## Stated exercise:
Quote all entries in full, exactly.

─── Provided entries

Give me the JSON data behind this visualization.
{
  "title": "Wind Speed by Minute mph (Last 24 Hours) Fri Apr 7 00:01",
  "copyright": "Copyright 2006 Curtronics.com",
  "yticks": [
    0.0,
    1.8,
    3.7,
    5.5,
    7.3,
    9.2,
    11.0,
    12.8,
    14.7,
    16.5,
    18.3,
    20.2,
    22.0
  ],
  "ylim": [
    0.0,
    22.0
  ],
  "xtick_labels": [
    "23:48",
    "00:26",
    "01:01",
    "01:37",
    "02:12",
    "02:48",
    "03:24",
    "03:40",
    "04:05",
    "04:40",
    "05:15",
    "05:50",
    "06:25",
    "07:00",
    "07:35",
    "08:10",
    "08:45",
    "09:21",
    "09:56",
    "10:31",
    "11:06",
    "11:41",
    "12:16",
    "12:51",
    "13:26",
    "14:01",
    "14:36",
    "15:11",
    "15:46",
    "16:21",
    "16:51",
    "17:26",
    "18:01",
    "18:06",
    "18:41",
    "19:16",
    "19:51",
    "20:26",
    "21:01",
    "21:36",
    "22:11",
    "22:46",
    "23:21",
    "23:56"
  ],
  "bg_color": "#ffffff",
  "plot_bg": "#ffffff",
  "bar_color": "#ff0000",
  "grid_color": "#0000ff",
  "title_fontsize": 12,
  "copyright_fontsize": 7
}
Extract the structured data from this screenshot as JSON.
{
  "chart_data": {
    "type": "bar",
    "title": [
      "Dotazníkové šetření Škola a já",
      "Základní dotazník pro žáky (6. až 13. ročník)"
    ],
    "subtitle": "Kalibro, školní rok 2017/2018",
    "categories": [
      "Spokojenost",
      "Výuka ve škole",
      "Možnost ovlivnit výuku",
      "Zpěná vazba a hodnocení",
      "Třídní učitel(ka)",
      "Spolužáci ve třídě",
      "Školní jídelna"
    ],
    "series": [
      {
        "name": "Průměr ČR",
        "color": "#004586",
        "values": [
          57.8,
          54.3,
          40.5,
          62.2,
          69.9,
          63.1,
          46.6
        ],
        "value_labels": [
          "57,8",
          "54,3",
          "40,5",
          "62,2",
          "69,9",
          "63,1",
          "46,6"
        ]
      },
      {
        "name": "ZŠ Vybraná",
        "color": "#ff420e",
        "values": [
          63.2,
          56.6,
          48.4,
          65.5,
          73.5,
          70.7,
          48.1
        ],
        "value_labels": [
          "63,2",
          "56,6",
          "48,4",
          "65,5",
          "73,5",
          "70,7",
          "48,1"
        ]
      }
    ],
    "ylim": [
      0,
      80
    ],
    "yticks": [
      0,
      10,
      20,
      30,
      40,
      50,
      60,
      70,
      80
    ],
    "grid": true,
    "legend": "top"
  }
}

──────

## Task solution:
Give me the JSON data behind this visualization.
{
  "title": "Wind Speed by Minute mph (Last 24 Hours) Fri Apr 7 00:01",
  "copyright": "Copyright 2006 Curtronics.com",
  "yticks": [
    0.0,
    1.8,
    3.7,
    5.5,
    7.3,
    9.2,
    11.0,
    12.8,
    14.7,
    16.5,
    18.3,
    20.2,
    22.0
  ],
  "ylim": [
    0.0,
    22.0
  ],
  "xtick_labels": [
    "23:48",
    "00:26",
    "01:01",
    "01:37",
    "02:12",
    "02:48",
    "03:24",
    "03:40",
    "04:05",
    "04:40",
    "05:15",
    "05:50",
    "06:25",
    "07:00",
    "07:35",
    "08:10",
    "08:45",
    "09:21",
    "09:56",
    "10:31",
    "11:06",
    "11:41",
    "12:16",
    "12:51",
    "13:26",
    "14:01",
    "14:36",
    "15:11",
    "15:46",
    "16:21",
    "16:51",
    "17:26",
    "18:01",
    "18:06",
    "18:41",
    "19:16",
    "19:51",
    "20:26",
    "21:01",
    "21:36",
    "22:11",
    "22:46",
    "23:21",
    "23:56"
  ],
  "bg_color": "#ffffff",
  "plot_bg": "#ffffff",
  "bar_color": "#ff0000",
  "grid_color": "#0000ff",
  "title_fontsize": 12,
  "copyright_fontsize": 7
}
Extract the structured data from this screenshot as JSON.
{
  "chart_data": {
    "type": "bar",
    "title": [
      "Dotazníkové šetření Škola a já",
      "Základní dotazník pro žáky (6. až 13. ročník)"
    ],
    "subtitle": "Kalibro, školní rok 2017/2018",
    "categories": [
      "Spokojenost",
      "Výuka ve škole",
      "Možnost ovlivnit výuku",
      "Zpěná vazba a hodnocení",
      "Třídní učitel(ka)",
      "Spolužáci ve třídě",
      "Školní jídelna"
    ],
    "series": [
      {
        "name": "Průměr ČR",
        "color": "#004586",
        "values": [
          57.8,
          54.3,
          40.5,
          62.2,
          69.9,
          63.1,
          46.6
        ],
        "value_labels": [
          "57,8",
          "54,3",
          "40,5",
          "62,2",
          "69,9",
          "63,1",
          "46,6"
        ]
      },
      {
        "name": "ZŠ Vybraná",
        "color": "#ff420e",
        "values": [
          63.2,
          56.6,
          48.4,
          65.5,
          73.5,
          70.7,
          48.1
        ],
        "value_labels": [
          "63,2",
          "56,6",
          "48,4",
          "65,5",
          "73,5",
          "70,7",
          "48,1"
        ]
      }
    ],
    "ylim": [
      0,
      80
    ],
    "yticks": [
      0,
      10,
      20,
      30,
      40,
      50,
      60,
      70,
      80
    ],
    "grid": true,
    "legend": "top"
  }
}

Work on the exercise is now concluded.